**Given exercise**
Every record must be repeated exactly; omit any pictures they contain.

**Rows**
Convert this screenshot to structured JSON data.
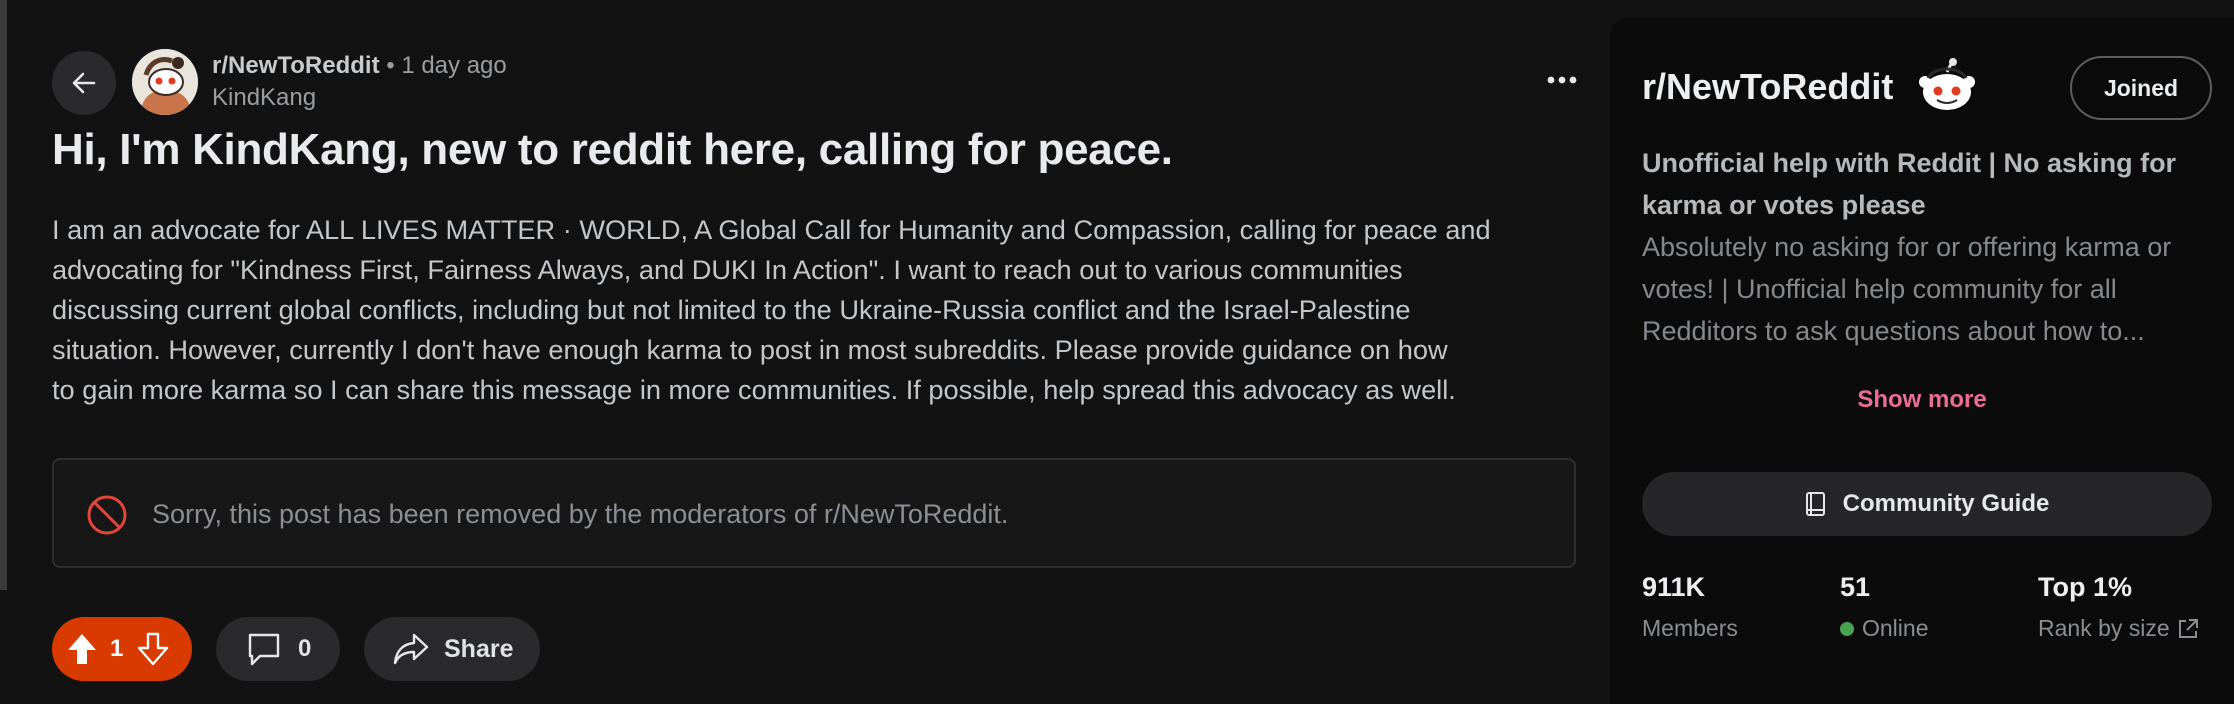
{
  "post": {
    "subreddit": "r/NewToReddit",
    "separator": "•",
    "time_ago": "1 day ago",
    "author": "KindKang",
    "title": "Hi, I'm KindKang, new to reddit here, calling for peace.",
    "body_lines": [
      "I am an advocate for ALL LIVES MATTER · WORLD, A Global Call for Humanity and Compassion, calling for peace and",
      "advocating for \"Kindness First, Fairness Always, and DUKI In Action\". I want to reach out to various communities",
      "discussing current global conflicts, including but not limited to the Ukraine-Russia conflict and the Israel-Palestine",
      "situation. However, currently I don't have enough karma to post in most subreddits. Please provide guidance on how",
      "to gain more karma so I can share this message in more communities. If possible, help spread this advocacy as well."
    ],
    "removed_notice": "Sorry, this post has been removed by the moderators of r/NewToReddit.",
    "score": "1",
    "comment_count": "0",
    "share_label": "Share"
  },
  "sidebar": {
    "community_name": "r/NewToReddit",
    "joined_label": "Joined",
    "heading": "Unofficial help with Reddit | No asking for karma or votes please",
    "description": "Absolutely no asking for or offering karma or votes! | Unofficial help community for all Redditors to ask questions about how to...",
    "show_more_label": "Show more",
    "guide_label": "Community Guide",
    "stats": {
      "members_value": "911K",
      "members_label": "Members",
      "online_value": "51",
      "online_label": "Online",
      "rank_value": "Top 1%",
      "rank_label": "Rank by size"
    }
  },
  "colors": {
    "upvote_active": "#d93a00",
    "show_more": "#ec6c98",
    "online_dot": "#47a34f",
    "removed_icon": "#e0473a"
  },
  "icons": [
    "back-arrow-icon",
    "more-options-icon",
    "ban-icon",
    "upvote-icon",
    "downvote-icon",
    "comment-icon",
    "share-icon",
    "snoo-icon",
    "book-icon",
    "external-link-icon"
  ]
}
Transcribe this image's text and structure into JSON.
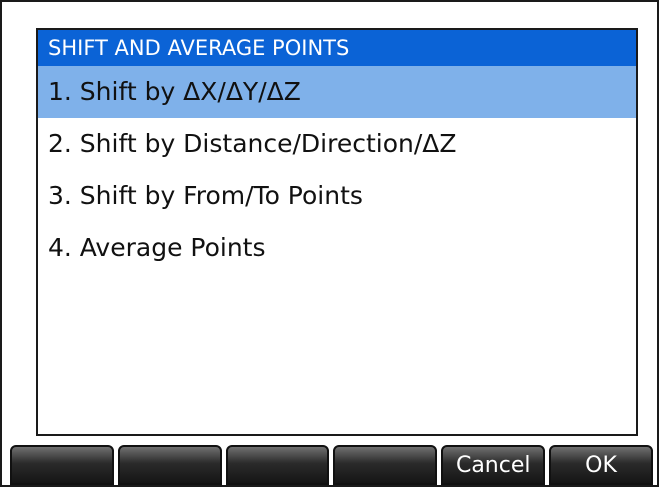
{
  "dialog": {
    "title": "SHIFT AND AVERAGE POINTS",
    "items": [
      {
        "label": "1. Shift by ΔX/ΔY/ΔZ",
        "selected": true
      },
      {
        "label": "2. Shift by Distance/Direction/ΔZ",
        "selected": false
      },
      {
        "label": "3. Shift by From/To Points",
        "selected": false
      },
      {
        "label": "4. Average Points",
        "selected": false
      }
    ]
  },
  "softkeys": [
    {
      "label": ""
    },
    {
      "label": ""
    },
    {
      "label": ""
    },
    {
      "label": ""
    },
    {
      "label": "Cancel"
    },
    {
      "label": "OK"
    }
  ],
  "colors": {
    "title_bar": "#0b63d6",
    "selection": "#7fb1ea",
    "softkey": "#222222"
  }
}
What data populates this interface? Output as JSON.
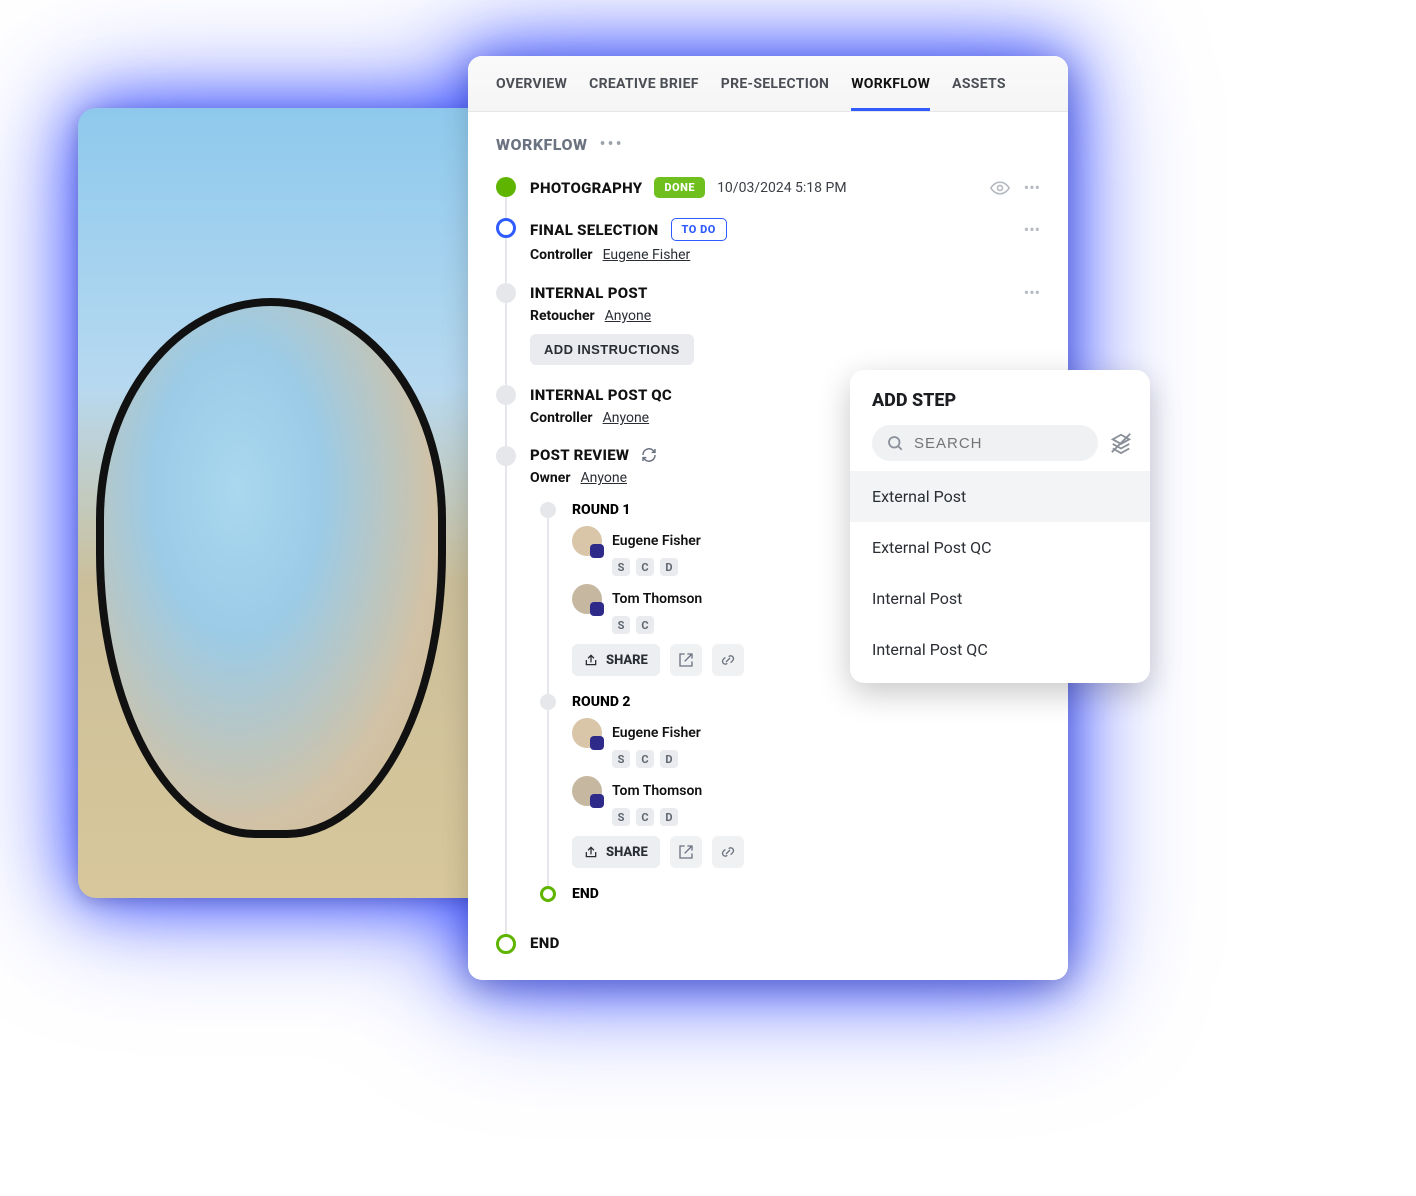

**Output of the task**
Convert this screenshot to structured JSON data.
{
  "post": {
    "subreddit": "r/NewToReddit",
    "separator": "•",
    "time_ago": "1 day ago",
    "author": "KindKang",
    "title": "Hi, I'm KindKang, new to reddit here, calling for peace.",
    "body_lines": [
      "I am an advocate for ALL LIVES MATTER · WORLD, A Global Call for Humanity and Compassion, calling for peace and",
      "advocating for \"Kindness First, Fairness Always, and DUKI In Action\". I want to reach out to various communities",
      "discussing current global conflicts, including but not limited to the Ukraine-Russia conflict and the Israel-Palestine",
      "situation. However, currently I don't have enough karma to post in most subreddits. Please provide guidance on how",
      "to gain more karma so I can share this message in more communities. If possible, help spread this advocacy as well."
    ],
    "removed_notice": "Sorry, this post has been removed by the moderators of r/NewToReddit.",
    "score": "1",
    "comment_count": "0",
    "share_label": "Share"
  },
  "sidebar": {
    "community_name": "r/NewToReddit",
    "joined_label": "Joined",
    "heading": "Unofficial help with Reddit | No asking for karma or votes please",
    "description": "Absolutely no asking for or offering karma or votes! | Unofficial help community for all Redditors to ask questions about how to...",
    "show_more_label": "Show more",
    "guide_label": "Community Guide",
    "stats": {
      "members_value": "911K",
      "members_label": "Members",
      "online_value": "51",
      "online_label": "Online",
      "rank_value": "Top 1%",
      "rank_label": "Rank by size"
    }
  },
  "colors": {
    "upvote_active": "#d93a00",
    "show_more": "#ec6c98",
    "online_dot": "#47a34f",
    "removed_icon": "#e0473a"
  },
  "icons": [
    "back-arrow-icon",
    "more-options-icon",
    "ban-icon",
    "upvote-icon",
    "downvote-icon",
    "comment-icon",
    "share-icon",
    "snoo-icon",
    "book-icon",
    "external-link-icon"
  ]
}
Transcribe this image's text and structure into JSON.
{
  "dialog": {
    "title": "SHIFT AND AVERAGE POINTS",
    "items": [
      {
        "label": "1. Shift by ΔX/ΔY/ΔZ",
        "selected": true
      },
      {
        "label": "2. Shift by Distance/Direction/ΔZ",
        "selected": false
      },
      {
        "label": "3. Shift by From/To Points",
        "selected": false
      },
      {
        "label": "4. Average Points",
        "selected": false
      }
    ]
  },
  "softkeys": [
    {
      "label": ""
    },
    {
      "label": ""
    },
    {
      "label": ""
    },
    {
      "label": ""
    },
    {
      "label": "Cancel"
    },
    {
      "label": "OK"
    }
  ],
  "colors": {
    "title_bar": "#0b63d6",
    "selection": "#7fb1ea",
    "softkey": "#222222"
  }
}
What data populates this interface? Output as JSON.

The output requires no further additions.